--- start DATA ROWS ---
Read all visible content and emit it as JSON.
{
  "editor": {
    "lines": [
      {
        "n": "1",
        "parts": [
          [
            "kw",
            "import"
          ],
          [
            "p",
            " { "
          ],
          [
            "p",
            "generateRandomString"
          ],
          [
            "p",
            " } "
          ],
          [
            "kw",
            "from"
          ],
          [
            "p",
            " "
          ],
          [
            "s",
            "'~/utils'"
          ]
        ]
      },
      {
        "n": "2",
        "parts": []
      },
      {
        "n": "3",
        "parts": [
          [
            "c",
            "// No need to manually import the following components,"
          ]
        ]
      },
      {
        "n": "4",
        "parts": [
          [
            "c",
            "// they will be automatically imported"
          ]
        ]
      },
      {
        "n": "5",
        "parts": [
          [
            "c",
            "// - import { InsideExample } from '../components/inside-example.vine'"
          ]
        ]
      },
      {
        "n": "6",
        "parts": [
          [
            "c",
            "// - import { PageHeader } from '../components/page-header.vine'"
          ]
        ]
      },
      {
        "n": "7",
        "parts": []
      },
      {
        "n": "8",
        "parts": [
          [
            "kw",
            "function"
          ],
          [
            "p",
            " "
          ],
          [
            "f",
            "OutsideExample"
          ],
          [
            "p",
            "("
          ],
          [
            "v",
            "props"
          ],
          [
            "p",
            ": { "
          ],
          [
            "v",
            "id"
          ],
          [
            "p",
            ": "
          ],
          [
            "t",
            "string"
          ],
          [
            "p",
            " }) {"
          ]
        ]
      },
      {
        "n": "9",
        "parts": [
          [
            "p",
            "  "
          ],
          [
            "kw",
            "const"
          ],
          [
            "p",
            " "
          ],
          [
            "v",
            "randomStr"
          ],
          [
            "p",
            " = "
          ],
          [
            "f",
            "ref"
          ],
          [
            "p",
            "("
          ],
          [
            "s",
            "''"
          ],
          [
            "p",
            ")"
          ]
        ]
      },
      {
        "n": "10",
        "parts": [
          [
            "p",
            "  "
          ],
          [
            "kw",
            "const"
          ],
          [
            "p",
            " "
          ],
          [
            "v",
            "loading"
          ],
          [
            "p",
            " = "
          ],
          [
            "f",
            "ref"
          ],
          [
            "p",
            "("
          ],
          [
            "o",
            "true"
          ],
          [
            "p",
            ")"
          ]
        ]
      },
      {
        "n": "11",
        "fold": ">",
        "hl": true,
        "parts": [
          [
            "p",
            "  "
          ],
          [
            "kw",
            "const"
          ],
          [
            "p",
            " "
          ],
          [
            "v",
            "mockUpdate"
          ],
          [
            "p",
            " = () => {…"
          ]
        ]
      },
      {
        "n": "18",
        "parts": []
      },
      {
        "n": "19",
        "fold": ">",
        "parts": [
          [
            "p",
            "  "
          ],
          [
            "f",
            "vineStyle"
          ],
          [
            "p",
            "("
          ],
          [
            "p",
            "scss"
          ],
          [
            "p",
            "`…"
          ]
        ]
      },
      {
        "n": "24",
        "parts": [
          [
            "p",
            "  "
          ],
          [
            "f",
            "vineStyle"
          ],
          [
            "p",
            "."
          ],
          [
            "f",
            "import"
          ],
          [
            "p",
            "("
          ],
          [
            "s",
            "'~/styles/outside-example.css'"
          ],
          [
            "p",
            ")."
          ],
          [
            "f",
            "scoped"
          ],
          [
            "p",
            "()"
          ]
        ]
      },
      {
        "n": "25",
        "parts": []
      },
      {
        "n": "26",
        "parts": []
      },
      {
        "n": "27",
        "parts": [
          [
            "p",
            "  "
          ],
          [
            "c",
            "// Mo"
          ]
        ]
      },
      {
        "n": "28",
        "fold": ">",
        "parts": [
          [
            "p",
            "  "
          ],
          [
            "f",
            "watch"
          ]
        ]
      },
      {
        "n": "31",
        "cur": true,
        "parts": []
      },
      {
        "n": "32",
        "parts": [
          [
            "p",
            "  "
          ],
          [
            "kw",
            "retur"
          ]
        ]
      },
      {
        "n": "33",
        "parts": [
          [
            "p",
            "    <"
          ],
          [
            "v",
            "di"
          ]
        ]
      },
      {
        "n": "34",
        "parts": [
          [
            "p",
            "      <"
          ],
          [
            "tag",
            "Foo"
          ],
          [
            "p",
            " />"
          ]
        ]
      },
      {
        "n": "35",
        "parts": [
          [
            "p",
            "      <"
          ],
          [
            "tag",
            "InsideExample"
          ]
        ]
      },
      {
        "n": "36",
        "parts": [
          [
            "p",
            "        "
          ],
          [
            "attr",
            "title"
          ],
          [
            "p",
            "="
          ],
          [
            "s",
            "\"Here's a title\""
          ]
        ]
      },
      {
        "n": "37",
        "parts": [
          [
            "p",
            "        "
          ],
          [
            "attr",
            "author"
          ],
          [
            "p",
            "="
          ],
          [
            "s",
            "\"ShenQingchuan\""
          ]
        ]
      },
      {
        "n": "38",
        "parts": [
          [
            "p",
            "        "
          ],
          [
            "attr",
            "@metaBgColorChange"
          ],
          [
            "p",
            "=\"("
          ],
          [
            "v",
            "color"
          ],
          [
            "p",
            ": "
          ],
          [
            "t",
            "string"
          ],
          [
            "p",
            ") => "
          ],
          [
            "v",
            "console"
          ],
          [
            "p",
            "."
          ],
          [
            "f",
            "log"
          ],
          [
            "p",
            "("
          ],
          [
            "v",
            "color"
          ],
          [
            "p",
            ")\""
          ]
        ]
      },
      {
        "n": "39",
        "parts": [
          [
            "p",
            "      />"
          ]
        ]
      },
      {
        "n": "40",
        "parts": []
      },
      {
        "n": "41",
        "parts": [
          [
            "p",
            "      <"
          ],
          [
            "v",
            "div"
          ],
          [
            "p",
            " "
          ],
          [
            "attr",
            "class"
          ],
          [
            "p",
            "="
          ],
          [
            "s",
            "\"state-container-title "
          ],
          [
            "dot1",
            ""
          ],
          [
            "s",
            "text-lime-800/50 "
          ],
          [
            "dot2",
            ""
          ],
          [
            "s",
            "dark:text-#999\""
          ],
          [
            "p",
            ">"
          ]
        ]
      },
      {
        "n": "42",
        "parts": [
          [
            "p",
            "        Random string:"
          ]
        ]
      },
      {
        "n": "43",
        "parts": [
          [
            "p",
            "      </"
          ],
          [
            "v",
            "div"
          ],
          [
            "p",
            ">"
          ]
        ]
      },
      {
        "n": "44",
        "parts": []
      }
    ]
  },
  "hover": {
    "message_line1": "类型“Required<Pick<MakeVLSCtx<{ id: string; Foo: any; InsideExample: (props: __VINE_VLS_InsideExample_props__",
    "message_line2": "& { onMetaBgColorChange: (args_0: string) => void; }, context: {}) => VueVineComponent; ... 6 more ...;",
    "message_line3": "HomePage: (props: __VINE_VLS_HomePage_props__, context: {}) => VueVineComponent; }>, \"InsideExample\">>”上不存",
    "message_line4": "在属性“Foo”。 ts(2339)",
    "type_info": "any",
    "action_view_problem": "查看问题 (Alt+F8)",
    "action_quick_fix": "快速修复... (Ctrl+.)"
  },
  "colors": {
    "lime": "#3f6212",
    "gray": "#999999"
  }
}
--- end DATA ROWS ---
■ **WRITTEN REQUEST**
Every line in the data above that contains "components" needs to be copied.

■ **EXERCISE OUTPUT**
            "// No need to manually import the following components,"
            "// - import { InsideExample } from '../components/inside-example.vine'"
            "// - import { PageHeader } from '../components/page-header.vine'"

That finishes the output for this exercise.